Directive
Set down precisely the lines from the line with "Read this page and output its text content." through the end of the material, inclusive, and no pictures.
-- Start of Data lines --
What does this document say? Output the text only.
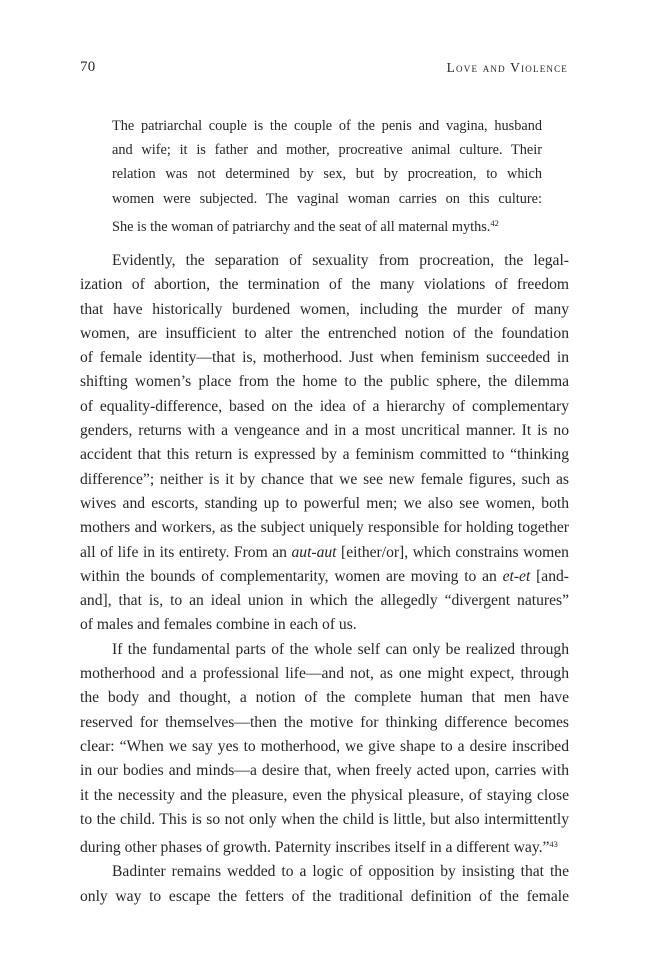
70	Love and Violence
The patriarchal couple is the couple of the penis and vagina, husband
and wife; it is father and mother, procreative animal culture. Their
relation was not determined by sex, but by procreation, to which
women were subjected. The vaginal woman carries on this culture:
She is the woman of patriarchy and the seat of all maternal myths.$^{42}$
Evidently, the separation of sexuality from procreation, the legal-
ization of abortion, the termination of the many violations of freedom
that have historically burdened women, including the murder of many
women, are insufficient to alter the entrenched notion of the foundation
of female identity—that is, motherhood. Just when feminism succeeded in
shifting women’s place from the home to the public sphere, the dilemma
of equality-difference, based on the idea of a hierarchy of complementary
genders, returns with a vengeance and in a most uncritical manner. It is no
accident that this return is expressed by a feminism committed to “thinking
difference”; neither is it by chance that we see new female figures, such as
wives and escorts, standing up to powerful men; we also see women, both
mothers and workers, as the subject uniquely responsible for holding together
all of life in its entirety. From an aut-aut [either/or], which constrains women
within the bounds of complementarity, women are moving to an et-et [and-
and], that is, to an ideal union in which the allegedly “divergent natures”
of males and females combine in each of us.
If the fundamental parts of the whole self can only be realized through
motherhood and a professional life—and not, as one might expect, through
the body and thought, a notion of the complete human that men have
reserved for themselves—then the motive for thinking difference becomes
clear: “When we say yes to motherhood, we give shape to a desire inscribed
in our bodies and minds—a desire that, when freely acted upon, carries with
it the necessity and the pleasure, even the physical pleasure, of staying close
to the child. This is so not only when the child is little, but also intermittently
during other phases of growth. Paternity inscribes itself in a different way.”$^{43}$
Badinter remains wedded to a logic of opposition by insisting that the
only way to escape the fetters of the traditional definition of the female
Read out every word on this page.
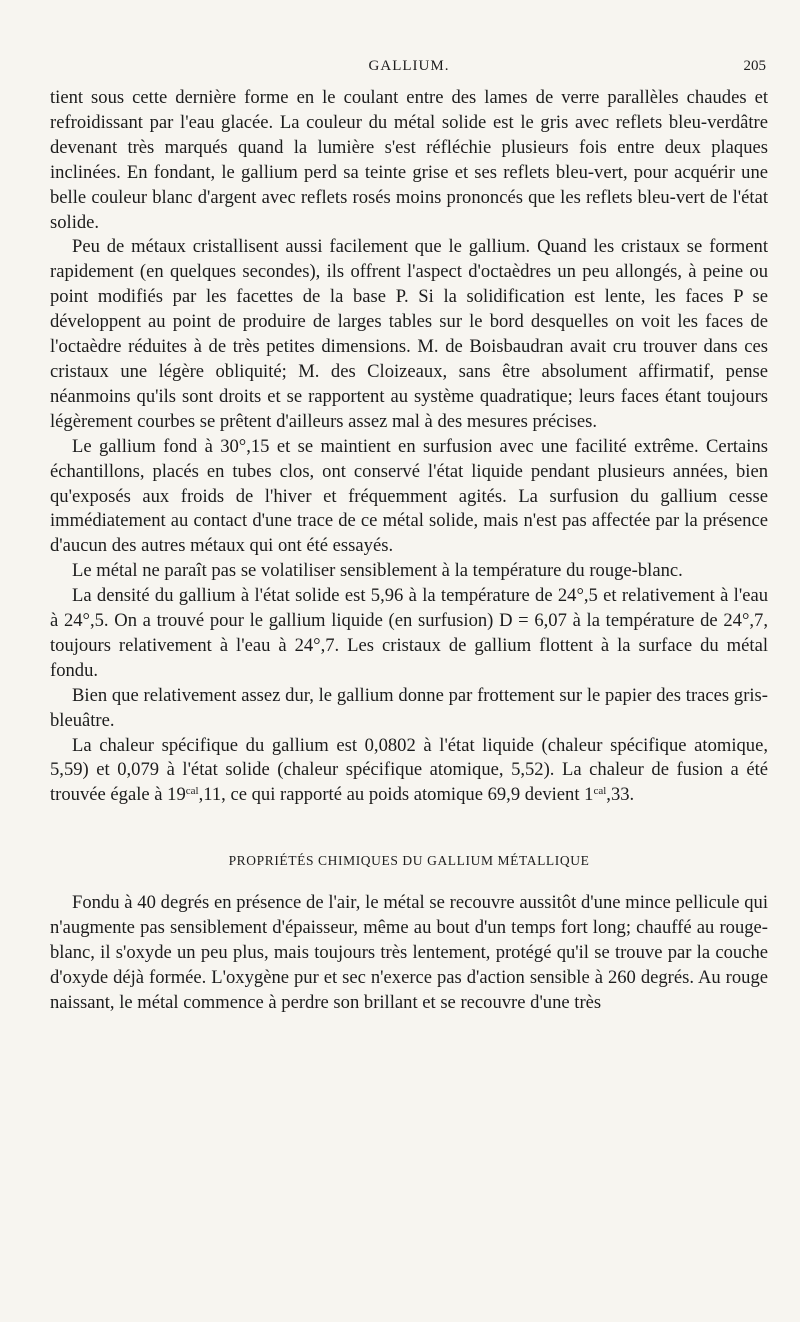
GALLIUM.	205

tient sous cette dernière forme en le coulant entre des lames de verre parallèles chaudes et refroidissant par l'eau glacée. La couleur du métal solide est le gris avec reflets bleu-verdâtre devenant très marqués quand la lumière s'est réfléchie plusieurs fois entre deux plaques inclinées. En fondant, le gallium perd sa teinte grise et ses reflets bleu-vert, pour acquérir une belle couleur blanc d'argent avec reflets rosés moins prononcés que les reflets bleu-vert de l'état solide.

Peu de métaux cristallisent aussi facilement que le gallium. Quand les cristaux se forment rapidement (en quelques secondes), ils offrent l'aspect d'octaèdres un peu allongés, à peine ou point modifiés par les facettes de la base P. Si la solidification est lente, les faces P se développent au point de produire de larges tables sur le bord desquelles on voit les faces de l'octaèdre réduites à de très petites dimensions. M. de Boisbaudran avait cru trouver dans ces cristaux une légère obliquité; M. des Cloizeaux, sans être absolument affirmatif, pense néanmoins qu'ils sont droits et se rapportent au système quadratique; leurs faces étant toujours légèrement courbes se prêtent d'ailleurs assez mal à des mesures précises.

Le gallium fond à 30°,15 et se maintient en surfusion avec une facilité extrême. Certains échantillons, placés en tubes clos, ont conservé l'état liquide pendant plusieurs années, bien qu'exposés aux froids de l'hiver et fréquemment agités. La surfusion du gallium cesse immédiatement au contact d'une trace de ce métal solide, mais n'est pas affectée par la présence d'aucun des autres métaux qui ont été essayés.

Le métal ne paraît pas se volatiliser sensiblement à la température du rouge-blanc.

La densité du gallium à l'état solide est 5,96 à la température de 24°,5 et relativement à l'eau à 24°,5. On a trouvé pour le gallium liquide (en surfusion) D = 6,07 à la température de 24°,7, toujours relativement à l'eau à 24°,7. Les cristaux de gallium flottent à la surface du métal fondu.

Bien que relativement assez dur, le gallium donne par frottement sur le papier des traces gris-bleuâtre.

La chaleur spécifique du gallium est 0,0802 à l'état liquide (chaleur spécifique atomique, 5,59) et 0,079 à l'état solide (chaleur spécifique atomique, 5,52). La chaleur de fusion a été trouvée égale à $19^{cal},11$, ce qui rapporté au poids atomique 69,9 devient $1^{cal},33$.

PROPRIÉTÉS CHIMIQUES DU GALLIUM MÉTALLIQUE

Fondu à 40 degrés en présence de l'air, le métal se recouvre aussitôt d'une mince pellicule qui n'augmente pas sensiblement d'épaisseur, même au bout d'un temps fort long; chauffé au rouge-blanc, il s'oxyde un peu plus, mais toujours très lentement, protégé qu'il se trouve par la couche d'oxyde déjà formée. L'oxygène pur et sec n'exerce pas d'action sensible à 260 degrés. Au rouge naissant, le métal commence à perdre son brillant et se recouvre d'une très
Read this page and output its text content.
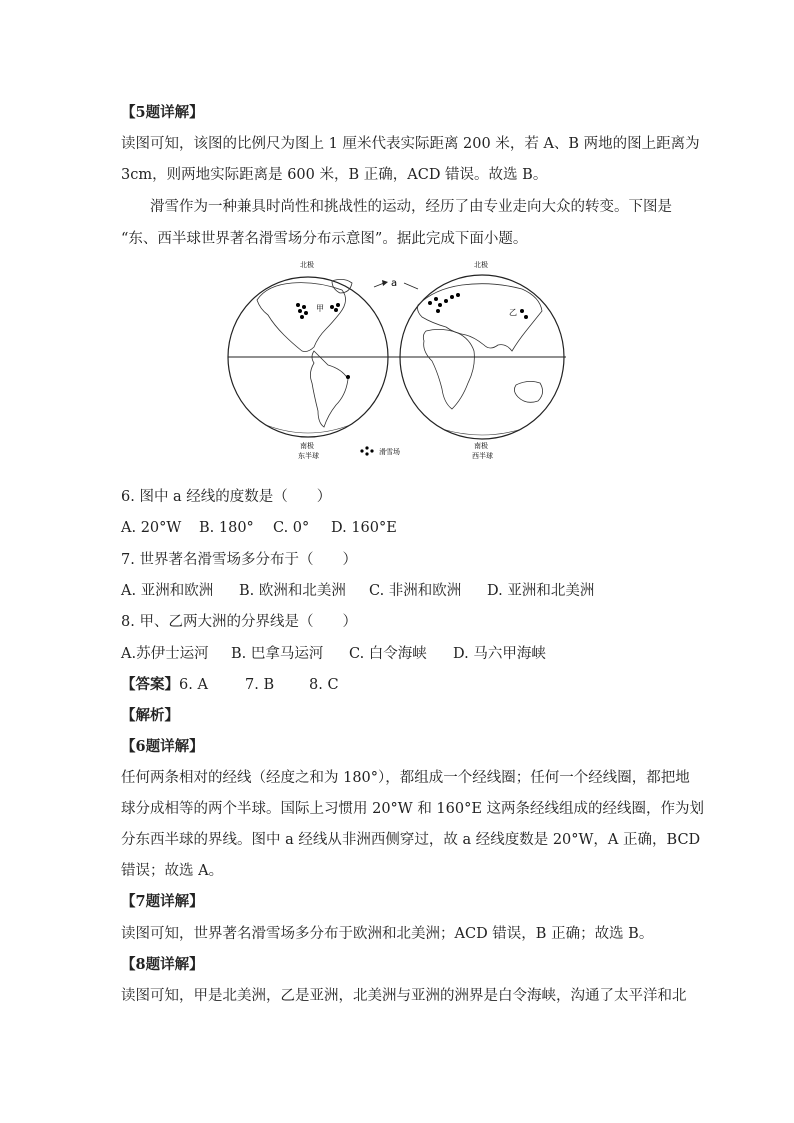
【5题详解】
读图可知，该图的比例尺为图上 1 厘米代表实际距离 200 米，若 A、B 两地的图上距离为
3cm，则两地实际距离是 600 米，B 正确，ACD 错误。故选 B。
滑雪作为一种兼具时尚性和挑战性的运动，经历了由专业走向大众的转变。下图是
“东、西半球世界著名滑雪场分布示意图”。据此完成下面小题。
甲	乙
a
北极	北极
南极	南极
东半球	西半球
滑雪场
6. 图中 a 经线的度数是（　　）
A. 20°W B. 180° C. 0° D. 160°E
7. 世界著名滑雪场多分布于（　　）
A. 亚洲和欧洲 B. 欧洲和北美洲 C. 非洲和欧洲 D. 亚洲和北美洲
8. 甲、乙两大洲的分界线是（　　）
A.苏伊士运河 B. 巴拿马运河 C. 白令海峡 D. 马六甲海峡
【答案】6. A	7. B 8. C
【解析】
【6题详解】
任何两条相对的经线（经度之和为 180°），都组成一个经线圈；任何一个经线圈，都把地
球分成相等的两个半球。国际上习惯用 20°W 和 160°E 这两条经线组成的经线圈，作为划
分东西半球的界线。图中 a 经线从非洲西侧穿过，故 a 经线度数是 20°W，A 正确，BCD
错误；故选 A。
【7题详解】
读图可知，世界著名滑雪场多分布于欧洲和北美洲；ACD 错误，B 正确；故选 B。
【8题详解】
读图可知，甲是北美洲，乙是亚洲，北美洲与亚洲的洲界是白令海峡，沟通了太平洋和北
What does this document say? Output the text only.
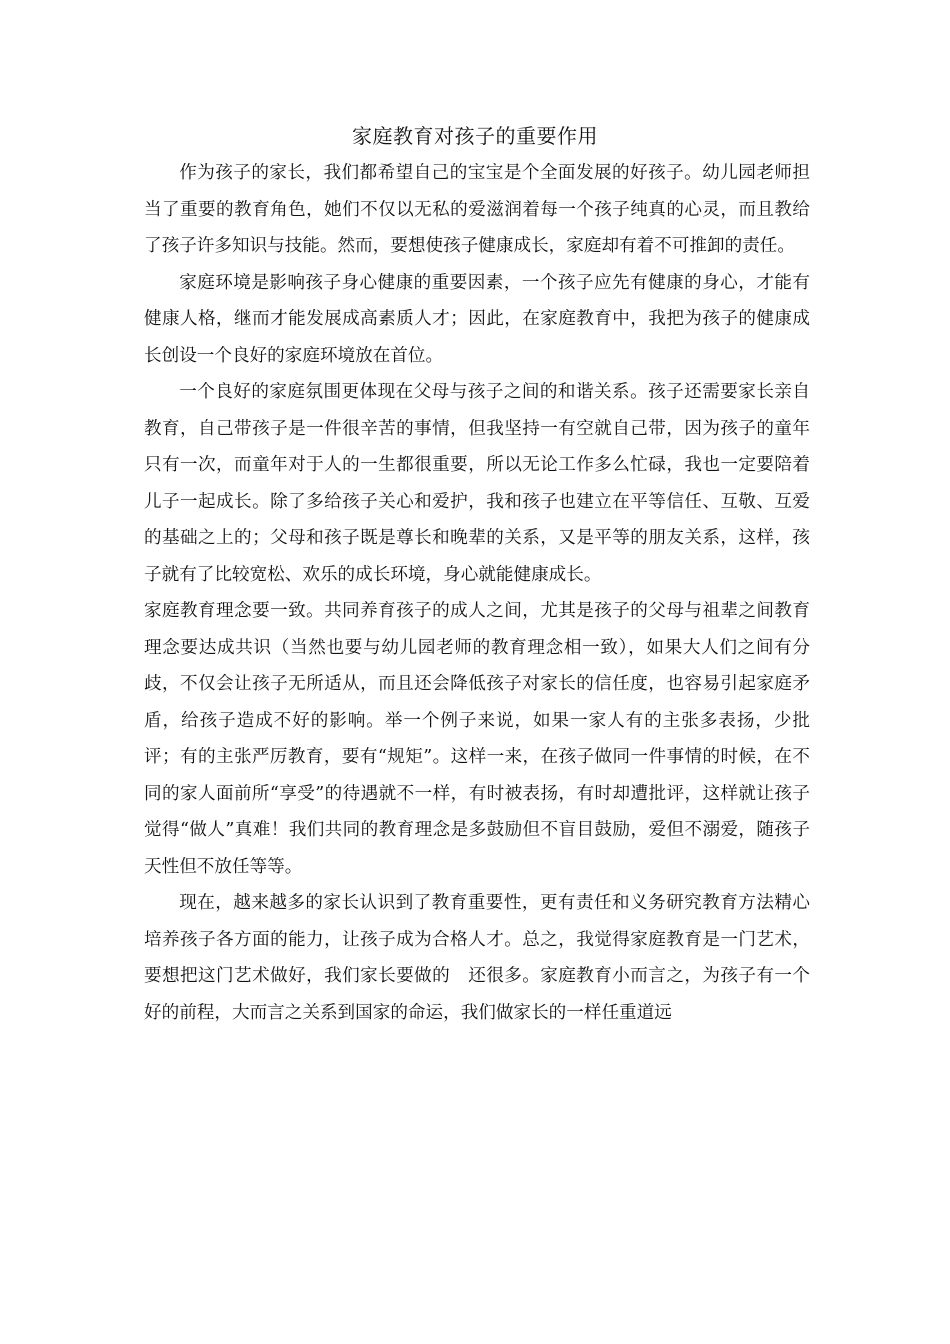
家庭教育对孩子的重要作用

作为孩子的家长，我们都希望自己的宝宝是个全面发展的好孩子。幼儿园老师担当了重要的教育角色，她们不仅以无私的爱滋润着每一个孩子纯真的心灵，而且教给了孩子许多知识与技能。然而，要想使孩子健康成长，家庭却有着不可推卸的责任。

家庭环境是影响孩子身心健康的重要因素，一个孩子应先有健康的身心，才能有健康人格，继而才能发展成高素质人才；因此，在家庭教育中，我把为孩子的健康成长创设一个良好的家庭环境放在首位。

一个良好的家庭氛围更体现在父母与孩子之间的和谐关系。孩子还需要家长亲自教育，自己带孩子是一件很辛苦的事情，但我坚持一有空就自己带，因为孩子的童年只有一次，而童年对于人的一生都很重要，所以无论工作多么忙碌，我也一定要陪着儿子一起成长。除了多给孩子关心和爱护，我和孩子也建立在平等信任、互敬、互爱的基础之上的；父母和孩子既是尊长和晚辈的关系，又是平等的朋友关系，这样，孩子就有了比较宽松、欢乐的成长环境，身心就能健康成长。

家庭教育理念要一致。共同养育孩子的成人之间，尤其是孩子的父母与祖辈之间教育理念要达成共识（当然也要与幼儿园老师的教育理念相一致），如果大人们之间有分歧，不仅会让孩子无所适从，而且还会降低孩子对家长的信任度，也容易引起家庭矛盾，给孩子造成不好的影响。举一个例子来说，如果一家人有的主张多表扬，少批评；有的主张严厉教育，要有“规矩”。这样一来，在孩子做同一件事情的时候，在不同的家人面前所“享受”的待遇就不一样，有时被表扬，有时却遭批评，这样就让孩子觉得“做人”真难！我们共同的教育理念是多鼓励但不盲目鼓励，爱但不溺爱，随孩子天性但不放任等等。

现在，越来越多的家长认识到了教育重要性，更有责任和义务研究教育方法精心培养孩子各方面的能力，让孩子成为合格人才。总之，我觉得家庭教育是一门艺术，要想把这门艺术做好，我们家长要做的　还很多。家庭教育小而言之，为孩子有一个好的前程，大而言之关系到国家的命运，我们做家长的一样任重道远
-- End of Data lines --
Finished task
Read this page and output its text content.
【5题详解】
读图可知，该图的比例尺为图上 1 厘米代表实际距离 200 米，若 A、B 两地的图上距离为
3cm，则两地实际距离是 600 米，B 正确，ACD 错误。故选 B。
滑雪作为一种兼具时尚性和挑战性的运动，经历了由专业走向大众的转变。下图是
“东、西半球世界著名滑雪场分布示意图”。据此完成下面小题。
甲	乙
a
北极	北极
南极	南极
东半球	西半球
滑雪场
6. 图中 a 经线的度数是（　　）
A. 20°W B. 180° C. 0° D. 160°E
7. 世界著名滑雪场多分布于（　　）
A. 亚洲和欧洲 B. 欧洲和北美洲 C. 非洲和欧洲 D. 亚洲和北美洲
8. 甲、乙两大洲的分界线是（　　）
A.苏伊士运河 B. 巴拿马运河 C. 白令海峡 D. 马六甲海峡
【答案】6. A	7. B 8. C
【解析】
【6题详解】
任何两条相对的经线（经度之和为 180°），都组成一个经线圈；任何一个经线圈，都把地
球分成相等的两个半球。国际上习惯用 20°W 和 160°E 这两条经线组成的经线圈，作为划
分东西半球的界线。图中 a 经线从非洲西侧穿过，故 a 经线度数是 20°W，A 正确，BCD
错误；故选 A。
【7题详解】
读图可知，世界著名滑雪场多分布于欧洲和北美洲；ACD 错误，B 正确；故选 B。
【8题详解】
读图可知，甲是北美洲，乙是亚洲，北美洲与亚洲的洲界是白令海峡，沟通了太平洋和北
What does this document say? Output the text only.
家庭教育对孩子的重要作用

作为孩子的家长，我们都希望自己的宝宝是个全面发展的好孩子。幼儿园老师担当了重要的教育角色，她们不仅以无私的爱滋润着每一个孩子纯真的心灵，而且教给了孩子许多知识与技能。然而，要想使孩子健康成长，家庭却有着不可推卸的责任。

家庭环境是影响孩子身心健康的重要因素，一个孩子应先有健康的身心，才能有健康人格，继而才能发展成高素质人才；因此，在家庭教育中，我把为孩子的健康成长创设一个良好的家庭环境放在首位。

一个良好的家庭氛围更体现在父母与孩子之间的和谐关系。孩子还需要家长亲自教育，自己带孩子是一件很辛苦的事情，但我坚持一有空就自己带，因为孩子的童年只有一次，而童年对于人的一生都很重要，所以无论工作多么忙碌，我也一定要陪着儿子一起成长。除了多给孩子关心和爱护，我和孩子也建立在平等信任、互敬、互爱的基础之上的；父母和孩子既是尊长和晚辈的关系，又是平等的朋友关系，这样，孩子就有了比较宽松、欢乐的成长环境，身心就能健康成长。

家庭教育理念要一致。共同养育孩子的成人之间，尤其是孩子的父母与祖辈之间教育理念要达成共识（当然也要与幼儿园老师的教育理念相一致），如果大人们之间有分歧，不仅会让孩子无所适从，而且还会降低孩子对家长的信任度，也容易引起家庭矛盾，给孩子造成不好的影响。举一个例子来说，如果一家人有的主张多表扬，少批评；有的主张严厉教育，要有“规矩”。这样一来，在孩子做同一件事情的时候，在不同的家人面前所“享受”的待遇就不一样，有时被表扬，有时却遭批评，这样就让孩子觉得“做人”真难！我们共同的教育理念是多鼓励但不盲目鼓励，爱但不溺爱，随孩子天性但不放任等等。

现在，越来越多的家长认识到了教育重要性，更有责任和义务研究教育方法精心培养孩子各方面的能力，让孩子成为合格人才。总之，我觉得家庭教育是一门艺术，要想把这门艺术做好，我们家长要做的　还很多。家庭教育小而言之，为孩子有一个好的前程，大而言之关系到国家的命运，我们做家长的一样任重道远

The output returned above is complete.